----- Data shown -----

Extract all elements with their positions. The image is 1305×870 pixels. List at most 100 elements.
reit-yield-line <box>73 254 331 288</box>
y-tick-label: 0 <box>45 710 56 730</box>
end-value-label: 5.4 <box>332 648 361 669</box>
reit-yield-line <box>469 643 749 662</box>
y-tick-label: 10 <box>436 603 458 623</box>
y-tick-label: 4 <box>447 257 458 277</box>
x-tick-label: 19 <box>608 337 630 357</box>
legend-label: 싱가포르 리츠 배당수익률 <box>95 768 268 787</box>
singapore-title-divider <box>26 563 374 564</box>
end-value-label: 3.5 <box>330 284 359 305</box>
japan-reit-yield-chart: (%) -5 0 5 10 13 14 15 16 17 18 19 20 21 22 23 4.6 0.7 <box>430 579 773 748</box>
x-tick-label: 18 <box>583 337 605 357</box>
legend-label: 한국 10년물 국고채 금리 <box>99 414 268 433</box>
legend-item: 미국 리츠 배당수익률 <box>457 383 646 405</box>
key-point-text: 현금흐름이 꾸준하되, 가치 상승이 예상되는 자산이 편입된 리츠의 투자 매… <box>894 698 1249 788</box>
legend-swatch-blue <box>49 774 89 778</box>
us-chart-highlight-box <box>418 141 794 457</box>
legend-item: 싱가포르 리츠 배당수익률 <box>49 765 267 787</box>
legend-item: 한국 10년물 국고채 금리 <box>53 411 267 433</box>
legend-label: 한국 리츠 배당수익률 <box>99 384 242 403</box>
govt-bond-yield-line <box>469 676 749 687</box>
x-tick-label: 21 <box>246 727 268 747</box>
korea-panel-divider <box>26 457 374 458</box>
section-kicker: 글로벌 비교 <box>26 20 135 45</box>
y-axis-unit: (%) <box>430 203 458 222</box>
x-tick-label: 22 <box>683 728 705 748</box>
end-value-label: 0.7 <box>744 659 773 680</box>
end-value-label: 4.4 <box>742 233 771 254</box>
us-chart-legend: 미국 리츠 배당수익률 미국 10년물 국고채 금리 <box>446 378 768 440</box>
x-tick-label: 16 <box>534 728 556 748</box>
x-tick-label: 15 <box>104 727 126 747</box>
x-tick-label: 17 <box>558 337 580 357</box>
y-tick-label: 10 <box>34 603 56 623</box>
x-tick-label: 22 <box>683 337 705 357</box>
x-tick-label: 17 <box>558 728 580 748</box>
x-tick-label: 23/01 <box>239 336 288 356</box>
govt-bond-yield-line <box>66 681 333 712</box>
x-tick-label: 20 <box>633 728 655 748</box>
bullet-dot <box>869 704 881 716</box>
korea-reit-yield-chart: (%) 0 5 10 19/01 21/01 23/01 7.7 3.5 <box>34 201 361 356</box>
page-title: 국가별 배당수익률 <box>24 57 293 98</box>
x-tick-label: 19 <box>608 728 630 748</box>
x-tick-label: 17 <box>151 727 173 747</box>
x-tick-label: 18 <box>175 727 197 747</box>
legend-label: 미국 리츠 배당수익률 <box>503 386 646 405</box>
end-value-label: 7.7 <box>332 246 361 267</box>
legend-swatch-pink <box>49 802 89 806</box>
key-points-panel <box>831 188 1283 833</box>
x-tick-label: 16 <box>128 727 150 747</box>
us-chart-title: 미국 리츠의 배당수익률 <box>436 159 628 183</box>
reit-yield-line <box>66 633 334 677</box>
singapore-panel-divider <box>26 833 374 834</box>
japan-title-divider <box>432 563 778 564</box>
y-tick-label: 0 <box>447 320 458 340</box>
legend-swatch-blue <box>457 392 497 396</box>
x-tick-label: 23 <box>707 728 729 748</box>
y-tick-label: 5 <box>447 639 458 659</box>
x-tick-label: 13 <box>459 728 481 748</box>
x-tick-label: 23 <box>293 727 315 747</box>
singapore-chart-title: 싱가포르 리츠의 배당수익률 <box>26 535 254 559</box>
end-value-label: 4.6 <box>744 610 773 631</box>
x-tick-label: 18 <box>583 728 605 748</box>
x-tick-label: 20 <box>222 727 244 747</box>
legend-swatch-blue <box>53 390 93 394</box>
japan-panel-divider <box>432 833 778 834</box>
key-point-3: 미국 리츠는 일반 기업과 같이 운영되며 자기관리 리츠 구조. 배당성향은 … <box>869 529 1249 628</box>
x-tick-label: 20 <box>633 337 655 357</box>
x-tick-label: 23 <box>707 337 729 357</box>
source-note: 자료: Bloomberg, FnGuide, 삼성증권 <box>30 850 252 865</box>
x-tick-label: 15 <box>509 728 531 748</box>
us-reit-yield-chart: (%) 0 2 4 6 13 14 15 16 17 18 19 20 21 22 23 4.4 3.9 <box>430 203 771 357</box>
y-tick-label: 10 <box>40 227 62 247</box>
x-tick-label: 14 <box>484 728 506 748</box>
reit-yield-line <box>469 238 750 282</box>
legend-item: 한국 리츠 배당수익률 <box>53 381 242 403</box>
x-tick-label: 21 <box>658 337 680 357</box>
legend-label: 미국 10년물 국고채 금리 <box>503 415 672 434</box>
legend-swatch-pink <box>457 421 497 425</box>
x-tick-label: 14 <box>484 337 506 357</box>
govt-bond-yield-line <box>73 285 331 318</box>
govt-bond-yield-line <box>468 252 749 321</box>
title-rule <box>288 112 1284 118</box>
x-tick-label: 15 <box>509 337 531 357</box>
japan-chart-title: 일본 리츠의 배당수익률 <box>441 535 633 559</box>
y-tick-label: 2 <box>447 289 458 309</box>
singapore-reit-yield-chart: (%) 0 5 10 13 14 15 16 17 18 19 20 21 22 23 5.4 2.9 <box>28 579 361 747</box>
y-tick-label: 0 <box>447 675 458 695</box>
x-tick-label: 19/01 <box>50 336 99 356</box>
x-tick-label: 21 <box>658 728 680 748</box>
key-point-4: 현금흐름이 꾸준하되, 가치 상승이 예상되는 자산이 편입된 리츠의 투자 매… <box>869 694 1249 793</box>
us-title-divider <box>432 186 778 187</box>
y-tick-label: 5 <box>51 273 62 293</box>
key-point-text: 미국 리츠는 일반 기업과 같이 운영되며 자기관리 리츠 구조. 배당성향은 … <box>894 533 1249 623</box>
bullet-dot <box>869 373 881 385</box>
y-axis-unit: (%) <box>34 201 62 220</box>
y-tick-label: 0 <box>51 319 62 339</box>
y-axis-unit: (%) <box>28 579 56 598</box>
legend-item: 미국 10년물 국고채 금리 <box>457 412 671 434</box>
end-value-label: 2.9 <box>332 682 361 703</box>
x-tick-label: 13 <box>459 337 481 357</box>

-----

[Work instructions] Copy the records word for word, from the first line through the line that contains "page-title: 국가별 배당수익률 <box>24 57 293 98</box>", including that line.

[Problem solution]
Extract all elements with their positions. The image is 1305×870 pixels. List at most 100 elements.
reit-yield-line <box>73 254 331 288</box>
y-tick-label: 0 <box>45 710 56 730</box>
end-value-label: 5.4 <box>332 648 361 669</box>
reit-yield-line <box>469 643 749 662</box>
y-tick-label: 10 <box>436 603 458 623</box>
y-tick-label: 4 <box>447 257 458 277</box>
x-tick-label: 19 <box>608 337 630 357</box>
legend-label: 싱가포르 리츠 배당수익률 <box>95 768 268 787</box>
singapore-title-divider <box>26 563 374 564</box>
end-value-label: 3.5 <box>330 284 359 305</box>
japan-reit-yield-chart: (%) -5 0 5 10 13 14 15 16 17 18 19 20 21 22 23 4.6 0.7 <box>430 579 773 748</box>
x-tick-label: 18 <box>583 337 605 357</box>
legend-label: 한국 10년물 국고채 금리 <box>99 414 268 433</box>
legend-item: 미국 리츠 배당수익률 <box>457 383 646 405</box>
key-point-text: 현금흐름이 꾸준하되, 가치 상승이 예상되는 자산이 편입된 리츠의 투자 매… <box>894 698 1249 788</box>
legend-swatch-blue <box>49 774 89 778</box>
us-chart-highlight-box <box>418 141 794 457</box>
legend-item: 싱가포르 리츠 배당수익률 <box>49 765 267 787</box>
legend-item: 한국 10년물 국고채 금리 <box>53 411 267 433</box>
legend-label: 한국 리츠 배당수익률 <box>99 384 242 403</box>
govt-bond-yield-line <box>469 676 749 687</box>
x-tick-label: 21 <box>246 727 268 747</box>
korea-panel-divider <box>26 457 374 458</box>
section-kicker: 글로벌 비교 <box>26 20 135 45</box>
y-axis-unit: (%) <box>430 203 458 222</box>
x-tick-label: 22 <box>683 728 705 748</box>
end-value-label: 0.7 <box>744 659 773 680</box>
end-value-label: 4.4 <box>742 233 771 254</box>
us-chart-legend: 미국 리츠 배당수익률 미국 10년물 국고채 금리 <box>446 378 768 440</box>
x-tick-label: 16 <box>534 728 556 748</box>
x-tick-label: 15 <box>104 727 126 747</box>
x-tick-label: 17 <box>558 337 580 357</box>
y-tick-label: 10 <box>34 603 56 623</box>
x-tick-label: 22 <box>683 337 705 357</box>
x-tick-label: 17 <box>558 728 580 748</box>
x-tick-label: 23/01 <box>239 336 288 356</box>
govt-bond-yield-line <box>66 681 333 712</box>
x-tick-label: 20 <box>633 728 655 748</box>
bullet-dot <box>869 704 881 716</box>
korea-reit-yield-chart: (%) 0 5 10 19/01 21/01 23/01 7.7 3.5 <box>34 201 361 356</box>
page-title: 국가별 배당수익률 <box>24 57 293 98</box>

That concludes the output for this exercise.